• Task to carry out
Where does the string "RMSE" appear in the records? Copy every line that contains it.

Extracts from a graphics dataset
==============================

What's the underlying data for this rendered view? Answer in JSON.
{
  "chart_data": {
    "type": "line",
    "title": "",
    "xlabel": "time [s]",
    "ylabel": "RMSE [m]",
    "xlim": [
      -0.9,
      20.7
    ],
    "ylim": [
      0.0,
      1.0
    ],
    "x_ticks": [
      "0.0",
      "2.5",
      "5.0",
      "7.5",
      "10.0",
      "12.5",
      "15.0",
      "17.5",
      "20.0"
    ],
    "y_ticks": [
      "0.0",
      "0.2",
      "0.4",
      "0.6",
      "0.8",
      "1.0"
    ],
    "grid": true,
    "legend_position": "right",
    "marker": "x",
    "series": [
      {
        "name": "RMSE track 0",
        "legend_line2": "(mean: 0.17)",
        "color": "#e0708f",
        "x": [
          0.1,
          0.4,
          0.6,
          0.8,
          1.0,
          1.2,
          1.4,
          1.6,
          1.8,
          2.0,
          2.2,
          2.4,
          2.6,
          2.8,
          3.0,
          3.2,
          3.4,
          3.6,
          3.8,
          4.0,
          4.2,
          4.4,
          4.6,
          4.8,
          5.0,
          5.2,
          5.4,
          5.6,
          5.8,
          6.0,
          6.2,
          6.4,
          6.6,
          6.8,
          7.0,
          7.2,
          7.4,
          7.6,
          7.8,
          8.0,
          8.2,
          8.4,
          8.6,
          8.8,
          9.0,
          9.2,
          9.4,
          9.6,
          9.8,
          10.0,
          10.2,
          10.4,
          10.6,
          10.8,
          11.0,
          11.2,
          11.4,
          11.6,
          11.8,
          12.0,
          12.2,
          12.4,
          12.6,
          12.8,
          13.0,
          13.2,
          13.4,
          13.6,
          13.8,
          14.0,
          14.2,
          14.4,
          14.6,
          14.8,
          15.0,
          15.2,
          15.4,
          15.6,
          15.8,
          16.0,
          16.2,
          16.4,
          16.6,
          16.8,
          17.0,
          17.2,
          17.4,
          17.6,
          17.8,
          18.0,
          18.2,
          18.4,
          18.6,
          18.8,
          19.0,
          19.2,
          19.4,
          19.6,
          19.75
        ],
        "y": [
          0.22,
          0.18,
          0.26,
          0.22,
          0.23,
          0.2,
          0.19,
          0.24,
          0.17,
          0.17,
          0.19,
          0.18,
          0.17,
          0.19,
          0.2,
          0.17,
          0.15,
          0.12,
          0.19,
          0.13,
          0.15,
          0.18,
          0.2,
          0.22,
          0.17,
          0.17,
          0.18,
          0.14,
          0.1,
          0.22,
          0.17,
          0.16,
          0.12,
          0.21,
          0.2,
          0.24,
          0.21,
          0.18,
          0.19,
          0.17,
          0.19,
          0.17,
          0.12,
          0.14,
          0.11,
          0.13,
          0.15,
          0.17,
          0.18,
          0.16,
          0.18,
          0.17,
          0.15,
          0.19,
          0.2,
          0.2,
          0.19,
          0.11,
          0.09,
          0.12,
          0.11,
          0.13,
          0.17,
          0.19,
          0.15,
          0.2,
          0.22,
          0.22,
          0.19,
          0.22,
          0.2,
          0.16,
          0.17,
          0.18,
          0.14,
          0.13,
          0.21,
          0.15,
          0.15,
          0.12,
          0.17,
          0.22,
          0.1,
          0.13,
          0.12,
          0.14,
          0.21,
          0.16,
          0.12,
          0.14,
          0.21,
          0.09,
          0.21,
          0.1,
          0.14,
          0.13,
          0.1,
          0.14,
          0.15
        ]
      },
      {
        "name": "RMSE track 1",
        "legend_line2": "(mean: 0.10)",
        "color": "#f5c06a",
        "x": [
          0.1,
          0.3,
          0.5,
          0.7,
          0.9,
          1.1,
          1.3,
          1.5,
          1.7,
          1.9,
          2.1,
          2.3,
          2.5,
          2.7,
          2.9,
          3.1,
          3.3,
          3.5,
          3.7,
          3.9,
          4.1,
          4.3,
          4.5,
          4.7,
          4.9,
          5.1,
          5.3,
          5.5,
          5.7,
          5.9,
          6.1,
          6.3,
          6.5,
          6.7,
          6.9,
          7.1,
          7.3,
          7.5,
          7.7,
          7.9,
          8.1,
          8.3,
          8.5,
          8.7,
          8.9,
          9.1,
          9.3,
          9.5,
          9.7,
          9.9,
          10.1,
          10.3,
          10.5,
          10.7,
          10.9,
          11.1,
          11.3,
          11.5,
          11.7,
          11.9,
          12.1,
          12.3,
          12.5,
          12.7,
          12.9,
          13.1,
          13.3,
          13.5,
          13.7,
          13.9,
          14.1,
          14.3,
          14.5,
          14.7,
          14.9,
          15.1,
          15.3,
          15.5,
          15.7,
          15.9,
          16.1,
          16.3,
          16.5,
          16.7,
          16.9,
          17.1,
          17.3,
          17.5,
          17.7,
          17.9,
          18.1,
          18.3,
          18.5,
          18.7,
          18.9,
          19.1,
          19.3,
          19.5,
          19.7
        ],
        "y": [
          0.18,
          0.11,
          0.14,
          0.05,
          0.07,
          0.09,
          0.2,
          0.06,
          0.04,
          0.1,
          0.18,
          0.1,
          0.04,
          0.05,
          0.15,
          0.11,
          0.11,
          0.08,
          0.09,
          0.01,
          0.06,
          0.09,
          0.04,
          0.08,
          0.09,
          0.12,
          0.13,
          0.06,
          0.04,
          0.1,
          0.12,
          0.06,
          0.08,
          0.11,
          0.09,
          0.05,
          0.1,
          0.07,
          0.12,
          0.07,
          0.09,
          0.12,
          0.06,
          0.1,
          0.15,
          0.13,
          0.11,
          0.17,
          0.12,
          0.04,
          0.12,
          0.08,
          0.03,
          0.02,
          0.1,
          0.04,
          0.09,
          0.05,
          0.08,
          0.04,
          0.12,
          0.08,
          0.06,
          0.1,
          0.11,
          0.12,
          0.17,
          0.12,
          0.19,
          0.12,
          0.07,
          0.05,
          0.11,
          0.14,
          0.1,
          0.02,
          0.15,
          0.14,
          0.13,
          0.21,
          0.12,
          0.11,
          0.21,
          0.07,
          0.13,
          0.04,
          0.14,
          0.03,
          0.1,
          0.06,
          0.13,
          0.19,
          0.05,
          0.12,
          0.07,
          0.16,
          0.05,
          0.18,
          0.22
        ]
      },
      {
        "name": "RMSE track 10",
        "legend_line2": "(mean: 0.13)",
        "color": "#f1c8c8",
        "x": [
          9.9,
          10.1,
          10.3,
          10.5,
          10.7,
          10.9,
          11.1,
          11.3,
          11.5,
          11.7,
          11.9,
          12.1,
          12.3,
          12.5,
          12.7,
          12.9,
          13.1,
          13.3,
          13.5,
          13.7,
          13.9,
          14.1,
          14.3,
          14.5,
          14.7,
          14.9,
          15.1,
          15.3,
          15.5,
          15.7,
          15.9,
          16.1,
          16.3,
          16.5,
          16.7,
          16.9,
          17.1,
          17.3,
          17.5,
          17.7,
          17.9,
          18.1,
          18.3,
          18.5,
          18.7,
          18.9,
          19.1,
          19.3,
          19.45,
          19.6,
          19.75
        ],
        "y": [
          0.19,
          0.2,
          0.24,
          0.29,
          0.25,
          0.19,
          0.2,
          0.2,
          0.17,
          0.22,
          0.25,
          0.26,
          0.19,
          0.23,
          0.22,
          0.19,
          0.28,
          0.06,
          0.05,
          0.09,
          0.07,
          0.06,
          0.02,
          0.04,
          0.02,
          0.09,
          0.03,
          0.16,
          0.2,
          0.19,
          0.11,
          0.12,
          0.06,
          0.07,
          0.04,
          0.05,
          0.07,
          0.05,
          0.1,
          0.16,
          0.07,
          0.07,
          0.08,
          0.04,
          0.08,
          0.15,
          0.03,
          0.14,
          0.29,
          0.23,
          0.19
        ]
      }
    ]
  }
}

==============================

• Reply
    "ylabel": "RMSE [m]",
        "name": "RMSE track 0",
        "name": "RMSE track 1",
        "name": "RMSE track 10",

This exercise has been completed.